-- BEGIN Data provided --

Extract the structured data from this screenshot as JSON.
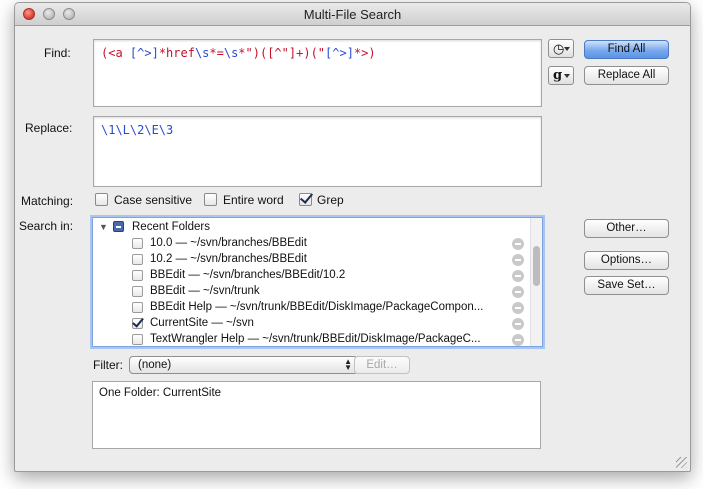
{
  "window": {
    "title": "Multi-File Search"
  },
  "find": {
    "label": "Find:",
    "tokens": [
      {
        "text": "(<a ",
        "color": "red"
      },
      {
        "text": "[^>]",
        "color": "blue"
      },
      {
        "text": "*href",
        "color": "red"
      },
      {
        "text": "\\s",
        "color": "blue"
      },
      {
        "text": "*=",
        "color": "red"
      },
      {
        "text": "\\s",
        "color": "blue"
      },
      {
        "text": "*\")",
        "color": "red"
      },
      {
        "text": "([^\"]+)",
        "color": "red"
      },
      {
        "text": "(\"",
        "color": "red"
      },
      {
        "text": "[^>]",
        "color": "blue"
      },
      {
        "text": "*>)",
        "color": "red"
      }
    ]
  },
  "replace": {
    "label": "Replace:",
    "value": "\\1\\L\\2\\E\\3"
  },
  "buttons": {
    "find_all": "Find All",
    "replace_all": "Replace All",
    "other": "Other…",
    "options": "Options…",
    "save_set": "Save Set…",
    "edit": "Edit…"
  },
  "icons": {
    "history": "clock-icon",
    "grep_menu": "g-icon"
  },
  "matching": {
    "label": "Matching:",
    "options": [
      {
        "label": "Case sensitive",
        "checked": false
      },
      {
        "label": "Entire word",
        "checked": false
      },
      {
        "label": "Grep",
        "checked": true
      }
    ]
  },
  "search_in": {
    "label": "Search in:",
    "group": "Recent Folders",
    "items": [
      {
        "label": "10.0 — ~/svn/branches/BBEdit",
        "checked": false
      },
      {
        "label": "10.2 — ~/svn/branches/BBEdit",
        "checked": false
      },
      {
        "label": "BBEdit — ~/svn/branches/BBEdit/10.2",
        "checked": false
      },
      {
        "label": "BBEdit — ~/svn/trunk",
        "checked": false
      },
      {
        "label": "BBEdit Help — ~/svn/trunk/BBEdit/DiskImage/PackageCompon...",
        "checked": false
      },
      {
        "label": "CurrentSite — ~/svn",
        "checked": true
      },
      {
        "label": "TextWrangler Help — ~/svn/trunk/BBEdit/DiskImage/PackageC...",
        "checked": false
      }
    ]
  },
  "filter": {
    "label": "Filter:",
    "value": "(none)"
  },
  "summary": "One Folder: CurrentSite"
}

-- END Data provided --

Pictures are to be left out; the records above must be repeated word for word.

Extract the structured data from this screenshot as JSON.
{
  "window": {
    "title": "Multi-File Search"
  },
  "find": {
    "label": "Find:",
    "tokens": [
      {
        "text": "(<a ",
        "color": "red"
      },
      {
        "text": "[^>]",
        "color": "blue"
      },
      {
        "text": "*href",
        "color": "red"
      },
      {
        "text": "\\s",
        "color": "blue"
      },
      {
        "text": "*=",
        "color": "red"
      },
      {
        "text": "\\s",
        "color": "blue"
      },
      {
        "text": "*\")",
        "color": "red"
      },
      {
        "text": "([^\"]+)",
        "color": "red"
      },
      {
        "text": "(\"",
        "color": "red"
      },
      {
        "text": "[^>]",
        "color": "blue"
      },
      {
        "text": "*>)",
        "color": "red"
      }
    ]
  },
  "replace": {
    "label": "Replace:",
    "value": "\\1\\L\\2\\E\\3"
  },
  "buttons": {
    "find_all": "Find All",
    "replace_all": "Replace All",
    "other": "Other…",
    "options": "Options…",
    "save_set": "Save Set…",
    "edit": "Edit…"
  },
  "icons": {
    "history": "clock-icon",
    "grep_menu": "g-icon"
  },
  "matching": {
    "label": "Matching:",
    "options": [
      {
        "label": "Case sensitive",
        "checked": false
      },
      {
        "label": "Entire word",
        "checked": false
      },
      {
        "label": "Grep",
        "checked": true
      }
    ]
  },
  "search_in": {
    "label": "Search in:",
    "group": "Recent Folders",
    "items": [
      {
        "label": "10.0 — ~/svn/branches/BBEdit",
        "checked": false
      },
      {
        "label": "10.2 — ~/svn/branches/BBEdit",
        "checked": false
      },
      {
        "label": "BBEdit — ~/svn/branches/BBEdit/10.2",
        "checked": false
      },
      {
        "label": "BBEdit — ~/svn/trunk",
        "checked": false
      },
      {
        "label": "BBEdit Help — ~/svn/trunk/BBEdit/DiskImage/PackageCompon...",
        "checked": false
      },
      {
        "label": "CurrentSite — ~/svn",
        "checked": true
      },
      {
        "label": "TextWrangler Help — ~/svn/trunk/BBEdit/DiskImage/PackageC...",
        "checked": false
      }
    ]
  },
  "filter": {
    "label": "Filter:",
    "value": "(none)"
  },
  "summary": "One Folder: CurrentSite"
}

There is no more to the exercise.